• **Material for this task**:
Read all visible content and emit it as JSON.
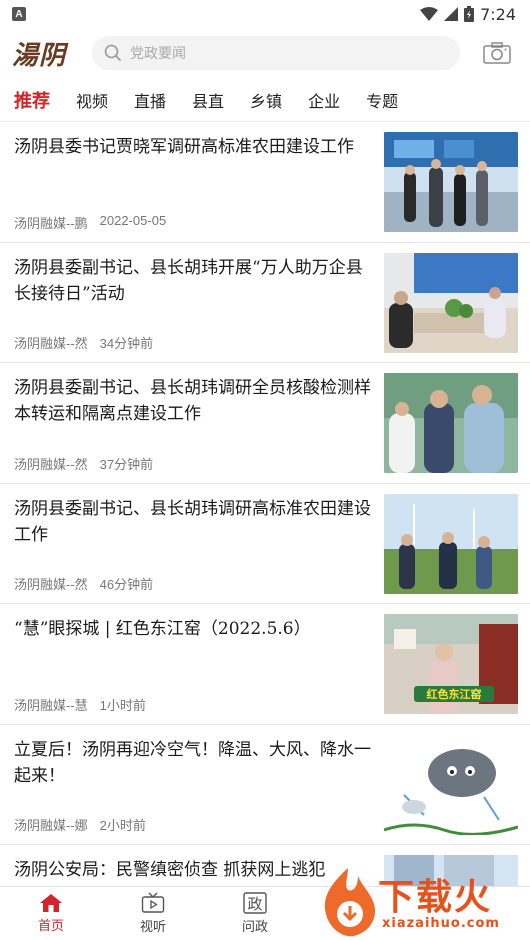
{
  "status_bar": {
    "time": "7:24",
    "app_icon": "A"
  },
  "header": {
    "logo_text": "湯阴",
    "search_placeholder": "党政要闻",
    "icons": {
      "search": "search-icon",
      "camera": "camera-icon"
    }
  },
  "tabs": [
    {
      "label": "推荐",
      "active": true
    },
    {
      "label": "视频"
    },
    {
      "label": "直播"
    },
    {
      "label": "县直"
    },
    {
      "label": "乡镇"
    },
    {
      "label": "企业"
    },
    {
      "label": "专题"
    }
  ],
  "news": [
    {
      "title": "汤阴县委书记贾晓军调研高标准农田建设工作",
      "source": "汤阴融媒--鹏",
      "time": "2022-05-05"
    },
    {
      "title": "汤阴县委副书记、县长胡玮开展“万人助万企县长接待日”活动",
      "source": "汤阴融媒--然",
      "time": "34分钟前"
    },
    {
      "title": "汤阴县委副书记、县长胡玮调研全员核酸检测样本转运和隔离点建设工作",
      "source": "汤阴融媒--然",
      "time": "37分钟前"
    },
    {
      "title": "汤阴县委副书记、县长胡玮调研高标准农田建设工作",
      "source": "汤阴融媒--然",
      "time": "46分钟前"
    },
    {
      "title": "“慧”眼探城 | 红色东江窑（2022.5.6）",
      "source": "汤阴融媒--慧",
      "time": "1小时前",
      "thumb_caption": "红色东江窑"
    },
    {
      "title": "立夏后！汤阴再迎冷空气！降温、大风、降水一起来！",
      "source": "汤阴融媒--娜",
      "time": "2小时前"
    },
    {
      "title": "汤阴公安局：民警缜密侦查 抓获网上逃犯",
      "source": "",
      "time": ""
    }
  ],
  "bottom_nav": [
    {
      "label": "首页",
      "icon": "home-icon",
      "active": true
    },
    {
      "label": "视听",
      "icon": "tv-icon"
    },
    {
      "label": "问政",
      "icon": "zheng-icon",
      "glyph": "政"
    }
  ],
  "watermark": {
    "text": "下载火",
    "url": "xiazaihuo.com"
  },
  "colors": {
    "accent": "#d4242b",
    "logo": "#6b3a23",
    "watermark": "#e8501c"
  }
}
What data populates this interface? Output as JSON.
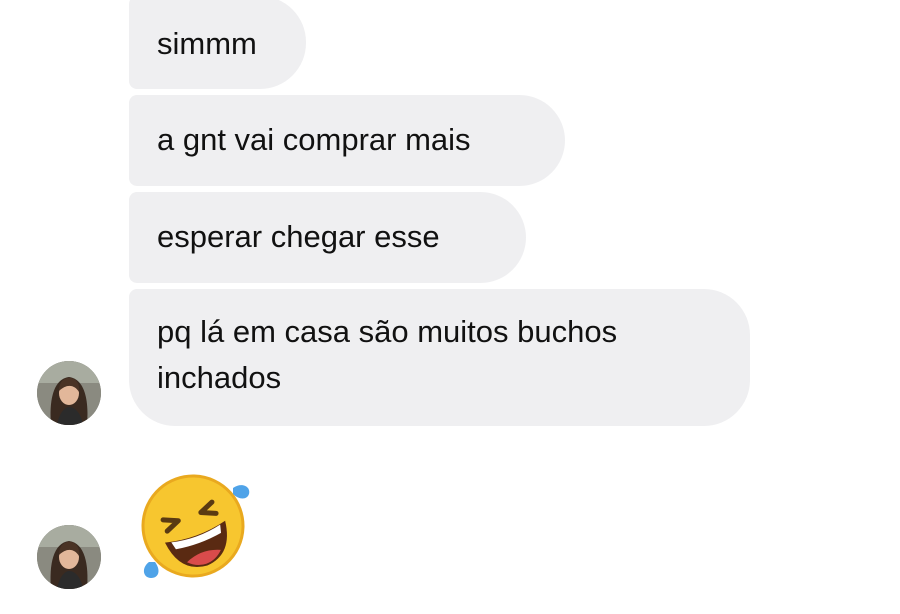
{
  "conversation": {
    "messages": [
      {
        "text": "simmm"
      },
      {
        "text": "a gnt vai comprar mais"
      },
      {
        "text": "esperar chegar esse"
      },
      {
        "text": "pq lá em casa são muitos buchos inchados"
      }
    ],
    "reaction": {
      "icon": "rolling-on-floor-laughing-emoji"
    }
  },
  "colors": {
    "bubble": "#efeff1",
    "text": "#111111",
    "background": "#ffffff",
    "emoji_face": "#f7c62f",
    "emoji_tear": "#4fa3e8"
  }
}
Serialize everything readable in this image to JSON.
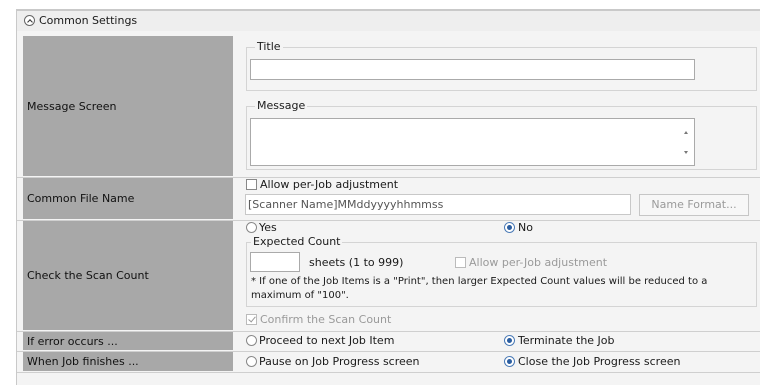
{
  "header": {
    "title": "Common Settings"
  },
  "message_screen": {
    "label": "Message Screen",
    "title_group": "Title",
    "title_value": "",
    "message_group": "Message",
    "message_value": ""
  },
  "common_file_name": {
    "label": "Common File Name",
    "allow_adjust": "Allow per-Job adjustment",
    "value": "[Scanner Name]MMddyyyyhhmmss",
    "name_format_button": "Name Format..."
  },
  "scan_count": {
    "label": "Check the Scan Count",
    "yes": "Yes",
    "no": "No",
    "expected_count_group": "Expected Count",
    "expected_value": "",
    "sheets_text": "sheets (1 to 999)",
    "allow_adjust": "Allow per-Job adjustment",
    "note": "* If one of the Job Items is a \"Print\", then larger Expected Count values will be reduced to a maximum of \"100\".",
    "confirm": "Confirm the Scan Count"
  },
  "error_occurs": {
    "label": "If error occurs ...",
    "option1": "Proceed to next Job Item",
    "option2": "Terminate the Job"
  },
  "job_finishes": {
    "label": "When Job finishes ...",
    "option1": "Pause on Job Progress screen",
    "option2": "Close the Job Progress screen"
  }
}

• **To be done**: Restate the listing above word for word, and skip the pictures.

• **Correct answer**:
Read all visible content and emit it as JSON.
{
  "status_bar": {
    "time": "7:24",
    "app_icon": "A"
  },
  "header": {
    "logo_text": "湯阴",
    "search_placeholder": "党政要闻",
    "icons": {
      "search": "search-icon",
      "camera": "camera-icon"
    }
  },
  "tabs": [
    {
      "label": "推荐",
      "active": true
    },
    {
      "label": "视频"
    },
    {
      "label": "直播"
    },
    {
      "label": "县直"
    },
    {
      "label": "乡镇"
    },
    {
      "label": "企业"
    },
    {
      "label": "专题"
    }
  ],
  "news": [
    {
      "title": "汤阴县委书记贾晓军调研高标准农田建设工作",
      "source": "汤阴融媒--鹏",
      "time": "2022-05-05"
    },
    {
      "title": "汤阴县委副书记、县长胡玮开展“万人助万企县长接待日”活动",
      "source": "汤阴融媒--然",
      "time": "34分钟前"
    },
    {
      "title": "汤阴县委副书记、县长胡玮调研全员核酸检测样本转运和隔离点建设工作",
      "source": "汤阴融媒--然",
      "time": "37分钟前"
    },
    {
      "title": "汤阴县委副书记、县长胡玮调研高标准农田建设工作",
      "source": "汤阴融媒--然",
      "time": "46分钟前"
    },
    {
      "title": "“慧”眼探城 | 红色东江窑（2022.5.6）",
      "source": "汤阴融媒--慧",
      "time": "1小时前",
      "thumb_caption": "红色东江窑"
    },
    {
      "title": "立夏后！汤阴再迎冷空气！降温、大风、降水一起来！",
      "source": "汤阴融媒--娜",
      "time": "2小时前"
    },
    {
      "title": "汤阴公安局：民警缜密侦查 抓获网上逃犯",
      "source": "",
      "time": ""
    }
  ],
  "bottom_nav": [
    {
      "label": "首页",
      "icon": "home-icon",
      "active": true
    },
    {
      "label": "视听",
      "icon": "tv-icon"
    },
    {
      "label": "问政",
      "icon": "zheng-icon",
      "glyph": "政"
    }
  ],
  "watermark": {
    "text": "下载火",
    "url": "xiazaihuo.com"
  },
  "colors": {
    "accent": "#d4242b",
    "logo": "#6b3a23",
    "watermark": "#e8501c"
  }
}
What data populates this interface? Output as JSON.
{
  "conversation": {
    "messages": [
      {
        "text": "simmm"
      },
      {
        "text": "a gnt vai comprar mais"
      },
      {
        "text": "esperar chegar esse"
      },
      {
        "text": "pq lá em casa são muitos buchos inchados"
      }
    ],
    "reaction": {
      "icon": "rolling-on-floor-laughing-emoji"
    }
  },
  "colors": {
    "bubble": "#efeff1",
    "text": "#111111",
    "background": "#ffffff",
    "emoji_face": "#f7c62f",
    "emoji_tear": "#4fa3e8"
  }
}
Serialize everything readable in this image to JSON.
{
  "header": {
    "title": "Common Settings"
  },
  "message_screen": {
    "label": "Message Screen",
    "title_group": "Title",
    "title_value": "",
    "message_group": "Message",
    "message_value": ""
  },
  "common_file_name": {
    "label": "Common File Name",
    "allow_adjust": "Allow per-Job adjustment",
    "value": "[Scanner Name]MMddyyyyhhmmss",
    "name_format_button": "Name Format..."
  },
  "scan_count": {
    "label": "Check the Scan Count",
    "yes": "Yes",
    "no": "No",
    "expected_count_group": "Expected Count",
    "expected_value": "",
    "sheets_text": "sheets (1 to 999)",
    "allow_adjust": "Allow per-Job adjustment",
    "note": "* If one of the Job Items is a \"Print\", then larger Expected Count values will be reduced to a maximum of \"100\".",
    "confirm": "Confirm the Scan Count"
  },
  "error_occurs": {
    "label": "If error occurs ...",
    "option1": "Proceed to next Job Item",
    "option2": "Terminate the Job"
  },
  "job_finishes": {
    "label": "When Job finishes ...",
    "option1": "Pause on Job Progress screen",
    "option2": "Close the Job Progress screen"
  }
}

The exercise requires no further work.